For each line below that includes the word "title", make a copy.

-- BEGIN Information shown --

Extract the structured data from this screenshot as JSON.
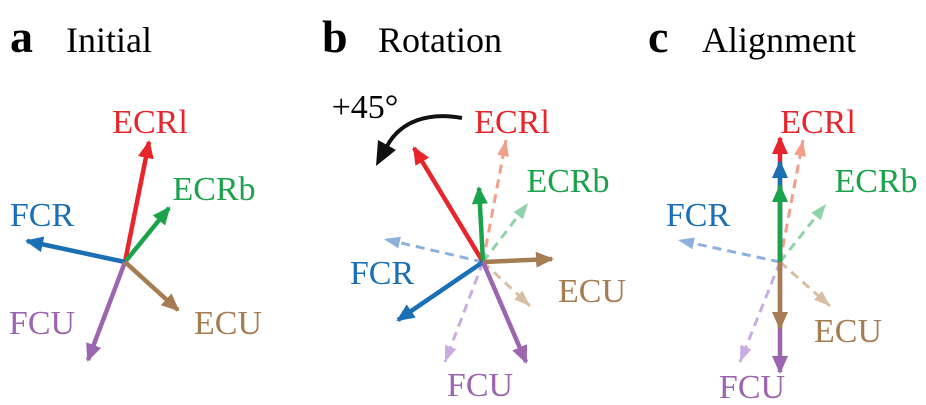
{
  "panels": [
    {
      "letter": "a",
      "title": "Initial",
      "labels": {
        "ecrl": "ECRl",
        "ecrb": "ECRb",
        "fcr": "FCR",
        "fcu": "FCU",
        "ecu": "ECU"
      }
    },
    {
      "letter": "b",
      "title": "Rotation",
      "annotation": "+45°",
      "labels": {
        "ecrl": "ECRl",
        "ecrb": "ECRb",
        "fcr": "FCR",
        "fcu": "FCU",
        "ecu": "ECU"
      }
    },
    {
      "letter": "c",
      "title": "Alignment",
      "labels": {
        "ecrl": "ECRl",
        "ecrb": "ECRb",
        "fcr": "FCR",
        "fcu": "FCU",
        "ecu": "ECU"
      }
    }
  ]
}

-- END Information shown --

■ Full response:
      "title": "Initial",
      "title": "Rotation",
      "title": "Alignment",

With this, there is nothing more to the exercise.